Records for this exercise>
☆ ☆ ☆

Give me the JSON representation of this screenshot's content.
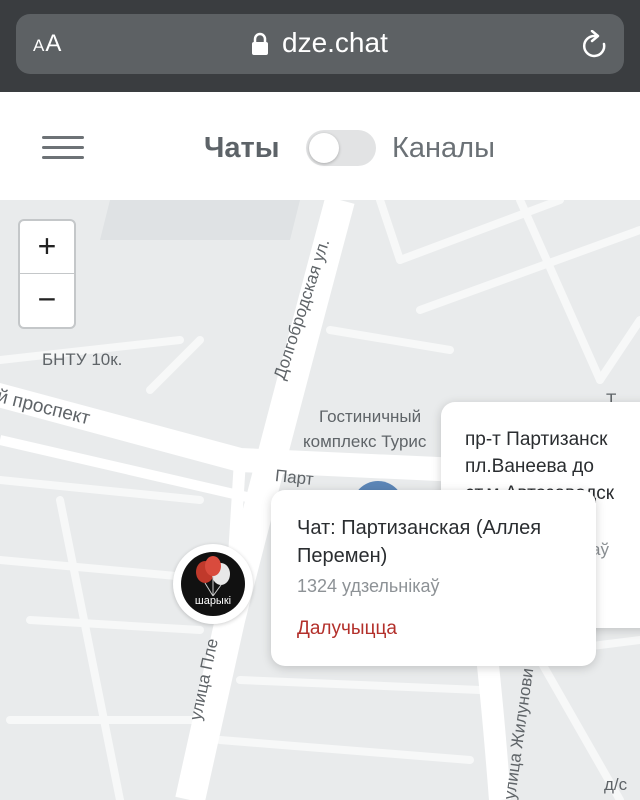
{
  "browser": {
    "text_size_small": "A",
    "text_size_large": "A",
    "url": "dze.chat"
  },
  "header": {
    "chats_label": "Чаты",
    "channels_label": "Каналы",
    "toggle_on": false
  },
  "map": {
    "zoom_in": "+",
    "zoom_out": "−",
    "labels": {
      "bntu": "БНТУ 10к.",
      "prospekt": "й проспект",
      "dolgobrodskaya": "Долгобродская ул.",
      "hotel_line1": "Гостиничный",
      "hotel_line2": "комплекс Турис",
      "partizan_street": "Парт",
      "plekhanova": "улица Пле",
      "zhilunovicha": "улица Жилунови",
      "right_top": "Т",
      "bottom_right": "д/с"
    }
  },
  "marker": {
    "label": "шарыкі"
  },
  "cards": {
    "back": {
      "lines": [
        "пр-т Партизанск",
        "пл.Ванеева до",
        "ст.м.Автозаводск"
      ],
      "partial": "аў"
    },
    "front": {
      "title": "Чат: Партизанская (Аллея Перемен)",
      "members": "1324 удзельнікаў",
      "join": "Далучыцца"
    }
  },
  "colors": {
    "join_accent": "#b3302b",
    "map_bg": "#e9ebec",
    "road": "#ffffff"
  }
}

☆ ☆ ☆

Instructions to follow>
Copy out all the data without changing anything, and drop the pictures.

Exercise answer>
Give me the JSON representation of this screenshot's content.
{
  "browser": {
    "text_size_small": "A",
    "text_size_large": "A",
    "url": "dze.chat"
  },
  "header": {
    "chats_label": "Чаты",
    "channels_label": "Каналы",
    "toggle_on": false
  },
  "map": {
    "zoom_in": "+",
    "zoom_out": "−",
    "labels": {
      "bntu": "БНТУ 10к.",
      "prospekt": "й проспект",
      "dolgobrodskaya": "Долгобродская ул.",
      "hotel_line1": "Гостиничный",
      "hotel_line2": "комплекс Турис",
      "partizan_street": "Парт",
      "plekhanova": "улица Пле",
      "zhilunovicha": "улица Жилунови",
      "right_top": "Т",
      "bottom_right": "д/с"
    }
  },
  "marker": {
    "label": "шарыкі"
  },
  "cards": {
    "back": {
      "lines": [
        "пр-т Партизанск",
        "пл.Ванеева до",
        "ст.м.Автозаводск"
      ],
      "partial": "аў"
    },
    "front": {
      "title": "Чат: Партизанская (Аллея Перемен)",
      "members": "1324 удзельнікаў",
      "join": "Далучыцца"
    }
  },
  "colors": {
    "join_accent": "#b3302b",
    "map_bg": "#e9ebec",
    "road": "#ffffff"
  }
}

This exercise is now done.